--- TASK INPUT ---

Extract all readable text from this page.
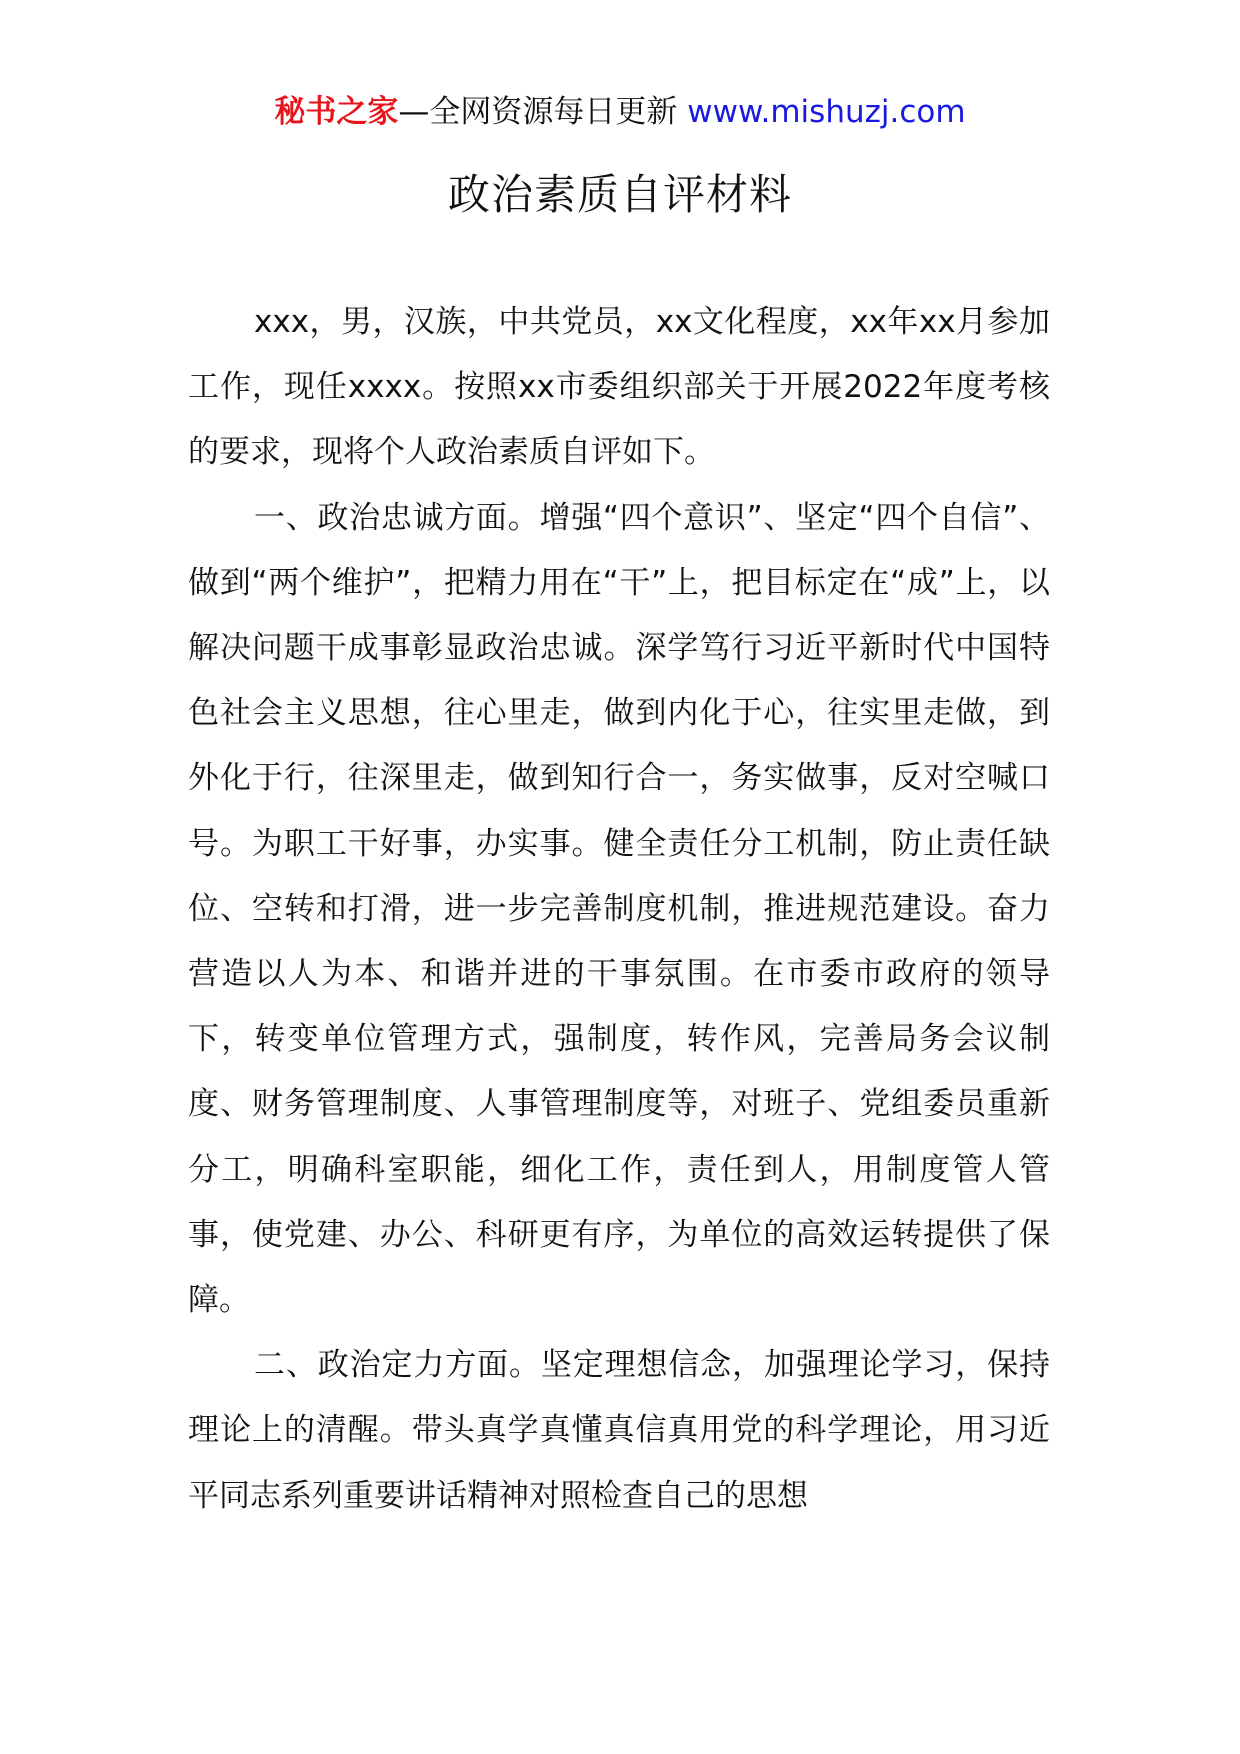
秘书之家—全网资源每日更新 www.mishuzj.com
政治素质自评材料

xxx，男，汉族，中共党员，xx文化程度，xx年xx月参加工作，现任xxxx。按照xx市委组织部关于开展2022年度考核的要求，现将个人政治素质自评如下。

一、政治忠诚方面。增强“四个意识”、坚定“四个自信”、做到“两个维护”，把精力用在“干”上，把目标定在“成”上，以解决问题干成事彰显政治忠诚。深学笃行习近平新时代中国特色社会主义思想，往心里走，做到内化于心，往实里走做，到外化于行，往深里走，做到知行合一，务实做事，反对空喊口号。为职工干好事，办实事。健全责任分工机制，防止责任缺位、空转和打滑，进一步完善制度机制，推进规范建设。奋力营造以人为本、和谐并进的干事氛围。在市委市政府的领导下，转变单位管理方式，强制度，转作风，完善局务会议制度、财务管理制度、人事管理制度等，对班子、党组委员重新分工，明确科室职能，细化工作，责任到人，用制度管人管事，使党建、办公、科研更有序，为单位的高效运转提供了保障。

二、政治定力方面。坚定理想信念，加强理论学习，保持理论上的清醒。带头真学真懂真信真用党的科学理论，用习近平同志系列重要讲话精神对照检查自己的思想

---

REQUIREMENTS
Leave the pictures out and reproduce each record exactly as written.

SOLVED PROBLEM
Extract all readable text from this page.
秘书之家—全网资源每日更新 www.mishuzj.com
政治素质自评材料

xxx，男，汉族，中共党员，xx文化程度，xx年xx月参加工作，现任xxxx。按照xx市委组织部关于开展2022年度考核的要求，现将个人政治素质自评如下。

一、政治忠诚方面。增强“四个意识”、坚定“四个自信”、做到“两个维护”，把精力用在“干”上，把目标定在“成”上，以解决问题干成事彰显政治忠诚。深学笃行习近平新时代中国特色社会主义思想，往心里走，做到内化于心，往实里走做，到外化于行，往深里走，做到知行合一，务实做事，反对空喊口号。为职工干好事，办实事。健全责任分工机制，防止责任缺位、空转和打滑，进一步完善制度机制，推进规范建设。奋力营造以人为本、和谐并进的干事氛围。在市委市政府的领导下，转变单位管理方式，强制度，转作风，完善局务会议制度、财务管理制度、人事管理制度等，对班子、党组委员重新分工，明确科室职能，细化工作，责任到人，用制度管人管事，使党建、办公、科研更有序，为单位的高效运转提供了保障。

二、政治定力方面。坚定理想信念，加强理论学习，保持理论上的清醒。带头真学真懂真信真用党的科学理论，用习近平同志系列重要讲话精神对照检查自己的思想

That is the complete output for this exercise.